*Work instructions*: Filter the records below down to lines containing "color".

*Stored data*:
---*---

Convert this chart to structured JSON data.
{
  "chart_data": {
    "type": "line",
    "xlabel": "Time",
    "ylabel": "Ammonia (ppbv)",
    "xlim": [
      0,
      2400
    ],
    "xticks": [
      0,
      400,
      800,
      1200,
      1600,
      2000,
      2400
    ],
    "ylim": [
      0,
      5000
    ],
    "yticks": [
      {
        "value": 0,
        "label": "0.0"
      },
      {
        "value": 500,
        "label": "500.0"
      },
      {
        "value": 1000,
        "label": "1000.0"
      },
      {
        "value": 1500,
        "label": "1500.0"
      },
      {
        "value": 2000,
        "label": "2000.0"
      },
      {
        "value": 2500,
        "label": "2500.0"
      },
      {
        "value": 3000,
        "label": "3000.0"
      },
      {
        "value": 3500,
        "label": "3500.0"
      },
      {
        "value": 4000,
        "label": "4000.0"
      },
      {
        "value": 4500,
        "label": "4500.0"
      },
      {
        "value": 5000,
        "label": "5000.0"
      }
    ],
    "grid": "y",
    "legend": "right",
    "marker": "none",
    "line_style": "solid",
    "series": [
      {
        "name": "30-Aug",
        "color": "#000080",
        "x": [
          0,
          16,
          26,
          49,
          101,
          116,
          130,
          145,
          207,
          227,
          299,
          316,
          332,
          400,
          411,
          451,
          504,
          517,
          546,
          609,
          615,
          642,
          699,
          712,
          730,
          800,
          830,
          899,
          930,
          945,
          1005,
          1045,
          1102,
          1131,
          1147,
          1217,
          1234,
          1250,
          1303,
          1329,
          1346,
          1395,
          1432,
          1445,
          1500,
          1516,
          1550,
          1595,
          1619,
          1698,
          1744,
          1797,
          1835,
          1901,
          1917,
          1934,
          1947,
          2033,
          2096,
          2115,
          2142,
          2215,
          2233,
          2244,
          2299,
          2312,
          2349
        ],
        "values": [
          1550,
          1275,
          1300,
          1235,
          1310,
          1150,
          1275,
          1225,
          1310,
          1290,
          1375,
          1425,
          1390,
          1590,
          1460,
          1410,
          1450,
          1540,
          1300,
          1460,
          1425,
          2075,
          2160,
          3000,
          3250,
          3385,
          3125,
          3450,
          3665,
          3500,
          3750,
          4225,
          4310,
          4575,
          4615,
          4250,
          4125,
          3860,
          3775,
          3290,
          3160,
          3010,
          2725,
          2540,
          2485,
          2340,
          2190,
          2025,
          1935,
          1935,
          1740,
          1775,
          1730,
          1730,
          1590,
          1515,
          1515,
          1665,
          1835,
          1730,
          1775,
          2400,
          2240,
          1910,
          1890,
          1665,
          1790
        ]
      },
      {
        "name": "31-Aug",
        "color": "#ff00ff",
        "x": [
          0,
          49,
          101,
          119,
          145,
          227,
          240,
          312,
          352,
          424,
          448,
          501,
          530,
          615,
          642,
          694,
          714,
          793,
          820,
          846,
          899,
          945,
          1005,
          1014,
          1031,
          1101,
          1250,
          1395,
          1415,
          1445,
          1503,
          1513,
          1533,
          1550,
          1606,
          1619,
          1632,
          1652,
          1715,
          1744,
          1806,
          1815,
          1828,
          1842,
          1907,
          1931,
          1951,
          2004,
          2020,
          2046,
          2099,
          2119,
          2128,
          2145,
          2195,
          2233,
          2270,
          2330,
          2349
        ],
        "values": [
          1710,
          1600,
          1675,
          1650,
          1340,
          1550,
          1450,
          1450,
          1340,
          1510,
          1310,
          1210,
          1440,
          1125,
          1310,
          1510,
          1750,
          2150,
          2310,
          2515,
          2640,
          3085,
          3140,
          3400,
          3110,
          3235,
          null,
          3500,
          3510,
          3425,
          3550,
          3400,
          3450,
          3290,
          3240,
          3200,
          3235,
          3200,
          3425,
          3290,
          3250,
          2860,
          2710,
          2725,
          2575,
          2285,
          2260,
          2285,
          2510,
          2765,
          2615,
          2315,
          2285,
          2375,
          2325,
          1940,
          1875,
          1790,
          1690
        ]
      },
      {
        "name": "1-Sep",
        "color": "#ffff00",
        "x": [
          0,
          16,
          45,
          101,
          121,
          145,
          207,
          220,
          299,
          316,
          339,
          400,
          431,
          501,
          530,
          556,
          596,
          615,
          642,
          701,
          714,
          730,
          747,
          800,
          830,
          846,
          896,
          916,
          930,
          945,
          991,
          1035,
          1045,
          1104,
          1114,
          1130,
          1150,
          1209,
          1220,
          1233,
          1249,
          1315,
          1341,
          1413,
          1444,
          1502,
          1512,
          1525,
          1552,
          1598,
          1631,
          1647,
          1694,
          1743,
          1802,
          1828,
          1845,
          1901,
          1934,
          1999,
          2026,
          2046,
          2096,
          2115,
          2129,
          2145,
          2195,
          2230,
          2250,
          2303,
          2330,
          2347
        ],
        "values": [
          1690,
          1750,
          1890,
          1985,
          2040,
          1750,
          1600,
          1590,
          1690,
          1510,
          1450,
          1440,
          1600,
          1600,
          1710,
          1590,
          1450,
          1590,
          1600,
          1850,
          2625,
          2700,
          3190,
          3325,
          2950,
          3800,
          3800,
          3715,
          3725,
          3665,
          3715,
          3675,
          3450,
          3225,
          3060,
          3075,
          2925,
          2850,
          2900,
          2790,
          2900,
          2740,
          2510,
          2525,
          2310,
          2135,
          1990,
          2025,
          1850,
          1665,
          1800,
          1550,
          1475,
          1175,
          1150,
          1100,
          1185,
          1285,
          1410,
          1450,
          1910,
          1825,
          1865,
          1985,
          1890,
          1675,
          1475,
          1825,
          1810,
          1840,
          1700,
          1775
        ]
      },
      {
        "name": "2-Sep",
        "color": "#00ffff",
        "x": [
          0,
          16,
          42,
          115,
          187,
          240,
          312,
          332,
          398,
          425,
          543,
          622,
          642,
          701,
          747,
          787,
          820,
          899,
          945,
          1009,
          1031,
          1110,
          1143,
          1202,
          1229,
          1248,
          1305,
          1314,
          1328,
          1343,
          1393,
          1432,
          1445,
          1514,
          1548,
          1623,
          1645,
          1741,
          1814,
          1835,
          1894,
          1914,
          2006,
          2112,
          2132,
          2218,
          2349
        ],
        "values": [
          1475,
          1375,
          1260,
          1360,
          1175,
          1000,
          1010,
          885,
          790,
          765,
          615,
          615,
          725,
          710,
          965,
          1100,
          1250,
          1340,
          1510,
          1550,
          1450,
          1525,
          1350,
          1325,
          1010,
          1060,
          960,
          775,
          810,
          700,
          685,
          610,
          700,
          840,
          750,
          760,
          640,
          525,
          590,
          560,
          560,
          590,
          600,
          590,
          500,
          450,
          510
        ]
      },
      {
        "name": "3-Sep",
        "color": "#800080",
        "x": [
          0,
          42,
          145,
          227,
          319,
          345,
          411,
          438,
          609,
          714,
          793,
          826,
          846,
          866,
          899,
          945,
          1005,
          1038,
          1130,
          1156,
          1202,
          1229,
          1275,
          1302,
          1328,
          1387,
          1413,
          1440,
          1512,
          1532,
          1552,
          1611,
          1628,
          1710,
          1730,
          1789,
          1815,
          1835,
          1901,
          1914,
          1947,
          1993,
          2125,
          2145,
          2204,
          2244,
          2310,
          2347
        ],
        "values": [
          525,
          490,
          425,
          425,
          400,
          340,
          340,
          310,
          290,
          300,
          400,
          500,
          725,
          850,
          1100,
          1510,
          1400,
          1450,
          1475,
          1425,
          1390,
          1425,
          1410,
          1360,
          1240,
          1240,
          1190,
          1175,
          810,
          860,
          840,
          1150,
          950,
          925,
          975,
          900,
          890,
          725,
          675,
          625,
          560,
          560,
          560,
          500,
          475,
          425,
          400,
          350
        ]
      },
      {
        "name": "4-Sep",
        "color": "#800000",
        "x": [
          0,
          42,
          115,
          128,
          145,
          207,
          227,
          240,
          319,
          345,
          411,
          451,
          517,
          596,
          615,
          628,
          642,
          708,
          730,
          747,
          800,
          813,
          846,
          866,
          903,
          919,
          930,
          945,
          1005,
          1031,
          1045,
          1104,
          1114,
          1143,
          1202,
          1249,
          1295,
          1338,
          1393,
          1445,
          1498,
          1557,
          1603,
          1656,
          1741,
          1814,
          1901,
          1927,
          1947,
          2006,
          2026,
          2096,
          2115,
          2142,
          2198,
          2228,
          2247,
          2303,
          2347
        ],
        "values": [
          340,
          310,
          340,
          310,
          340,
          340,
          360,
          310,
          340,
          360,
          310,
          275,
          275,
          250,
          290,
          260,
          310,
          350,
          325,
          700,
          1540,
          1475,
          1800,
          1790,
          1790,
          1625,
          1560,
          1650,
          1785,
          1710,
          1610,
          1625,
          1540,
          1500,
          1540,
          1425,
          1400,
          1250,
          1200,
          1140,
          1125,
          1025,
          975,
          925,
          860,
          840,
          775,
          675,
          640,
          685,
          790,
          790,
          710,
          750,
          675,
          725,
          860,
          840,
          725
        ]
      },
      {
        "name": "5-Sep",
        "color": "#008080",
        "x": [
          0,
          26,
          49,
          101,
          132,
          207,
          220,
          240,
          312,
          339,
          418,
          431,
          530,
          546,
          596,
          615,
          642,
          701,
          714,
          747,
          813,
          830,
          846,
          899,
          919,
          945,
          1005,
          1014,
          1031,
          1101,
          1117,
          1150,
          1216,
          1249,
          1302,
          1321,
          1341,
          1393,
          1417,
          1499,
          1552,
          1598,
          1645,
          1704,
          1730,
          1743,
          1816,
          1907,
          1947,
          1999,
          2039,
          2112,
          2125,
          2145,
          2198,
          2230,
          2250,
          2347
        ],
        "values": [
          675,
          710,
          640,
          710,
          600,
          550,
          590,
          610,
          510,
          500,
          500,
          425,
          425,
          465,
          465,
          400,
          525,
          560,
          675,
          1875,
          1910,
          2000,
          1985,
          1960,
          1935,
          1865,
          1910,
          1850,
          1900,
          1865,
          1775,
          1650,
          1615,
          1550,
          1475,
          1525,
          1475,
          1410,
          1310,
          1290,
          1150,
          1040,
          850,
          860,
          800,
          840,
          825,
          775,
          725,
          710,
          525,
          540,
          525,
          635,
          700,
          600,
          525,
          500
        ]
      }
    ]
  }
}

---*---

*Complete output*:
        "color": "#000080",
        "color": "#ff00ff",
        "color": "#ffff00",
        "color": "#00ffff",
        "color": "#800080",
        "color": "#800000",
        "color": "#008080",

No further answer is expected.